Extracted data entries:
—————
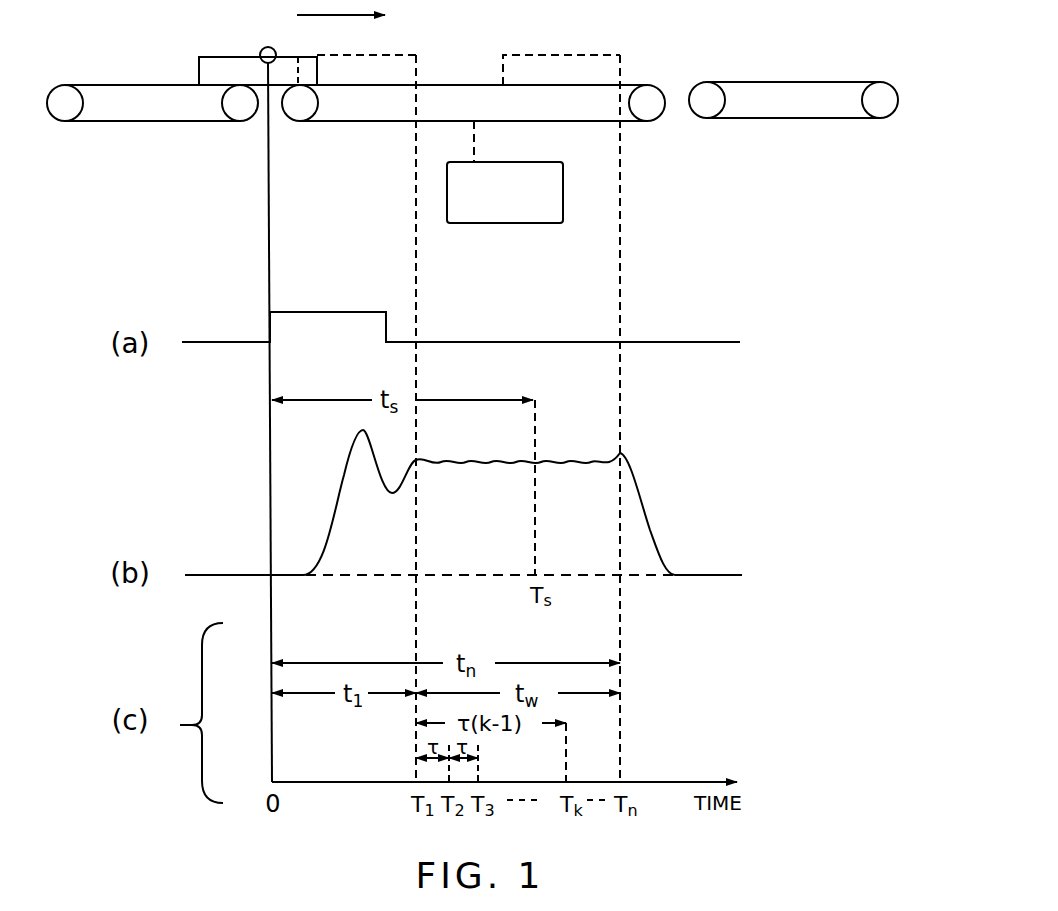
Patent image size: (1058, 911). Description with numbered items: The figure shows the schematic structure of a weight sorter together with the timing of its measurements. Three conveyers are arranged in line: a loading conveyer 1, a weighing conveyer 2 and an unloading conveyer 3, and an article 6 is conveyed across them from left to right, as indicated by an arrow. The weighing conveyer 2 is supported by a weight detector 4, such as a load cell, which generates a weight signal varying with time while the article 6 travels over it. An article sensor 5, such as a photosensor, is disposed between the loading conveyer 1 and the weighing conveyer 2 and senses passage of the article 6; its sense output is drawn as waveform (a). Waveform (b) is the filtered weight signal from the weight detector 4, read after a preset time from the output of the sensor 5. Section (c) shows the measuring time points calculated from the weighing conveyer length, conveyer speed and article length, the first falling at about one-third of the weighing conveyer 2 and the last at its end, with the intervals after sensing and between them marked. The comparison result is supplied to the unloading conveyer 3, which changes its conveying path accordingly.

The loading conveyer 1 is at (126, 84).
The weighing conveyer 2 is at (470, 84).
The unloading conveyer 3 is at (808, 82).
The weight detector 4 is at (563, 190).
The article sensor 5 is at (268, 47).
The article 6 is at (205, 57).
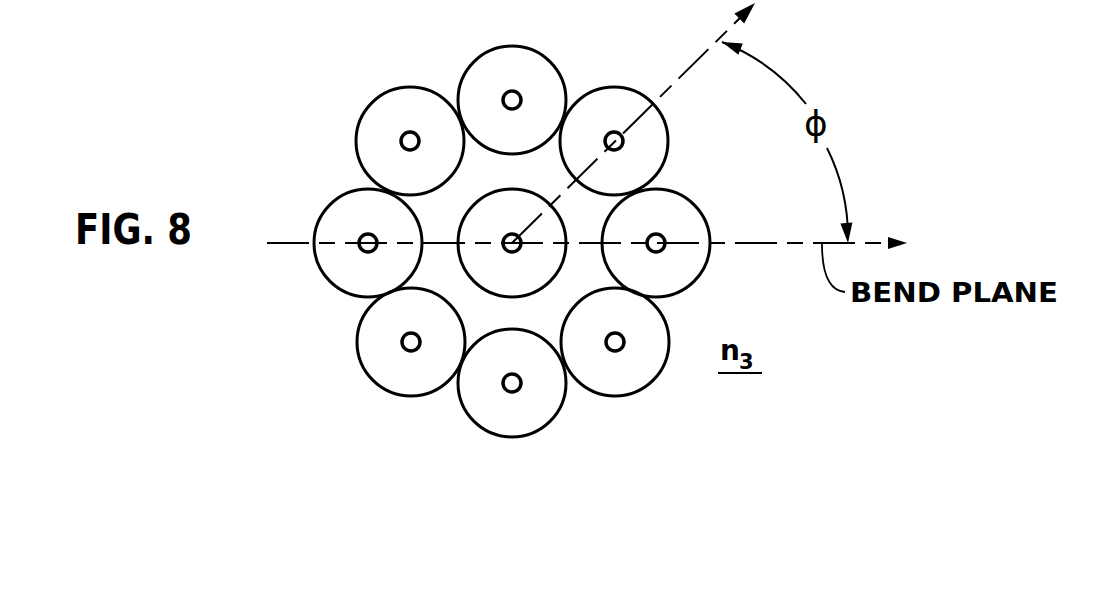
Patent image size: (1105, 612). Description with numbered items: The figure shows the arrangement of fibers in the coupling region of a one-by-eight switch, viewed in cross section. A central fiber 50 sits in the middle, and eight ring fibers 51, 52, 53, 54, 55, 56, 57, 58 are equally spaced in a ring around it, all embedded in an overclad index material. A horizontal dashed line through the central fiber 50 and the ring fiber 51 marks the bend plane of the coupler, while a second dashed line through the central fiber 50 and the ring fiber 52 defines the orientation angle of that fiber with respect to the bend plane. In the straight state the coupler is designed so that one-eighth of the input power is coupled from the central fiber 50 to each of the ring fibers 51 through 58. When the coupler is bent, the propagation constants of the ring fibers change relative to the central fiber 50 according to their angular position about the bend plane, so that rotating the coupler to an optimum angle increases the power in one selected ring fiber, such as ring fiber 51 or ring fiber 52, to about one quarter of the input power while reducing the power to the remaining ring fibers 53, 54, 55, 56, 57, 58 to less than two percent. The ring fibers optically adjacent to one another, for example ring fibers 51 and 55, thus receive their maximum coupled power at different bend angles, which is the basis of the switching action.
—————
What to work on. Pull out every line in the rows above that contains the word "conveyer", and copy each such line in full.

Answer to the problem.
Patent image size: (1058, 911). Description with numbered items: The figure shows the schematic structure of a weight sorter together with the timing of its measurements. Three conveyers are arranged in line: a loading conveyer 1, a weighing conveyer 2 and an unloading conveyer 3, and an article 6 is conveyed across them from left to right, as indicated by an arrow. The weighing conveyer 2 is supported by a weight detector 4, such as a load cell, which generates a weight signal varying with time while the article 6 travels over it. An article sensor 5, such as a photosensor, is disposed between the loading conveyer 1 and the weighing conveyer 2 and senses passage of the article 6; its sense output is drawn as waveform (a). Waveform (b) is the filtered weight signal from the weight detector 4, read after a preset time from the output of the sensor 5. Section (c) shows the measuring time points calculated from the weighing conveyer length, conveyer speed and article length, the first falling at about one-third of the weighing conveyer 2 and the last at its end, with the intervals after sensing and between them marked. The comparison result is supplied to the unloading conveyer 3, which changes its conveying path accordingly.
The loading conveyer 1 is at (126, 84).
The weighing conveyer 2 is at (470, 84).
The unloading conveyer 3 is at (808, 82).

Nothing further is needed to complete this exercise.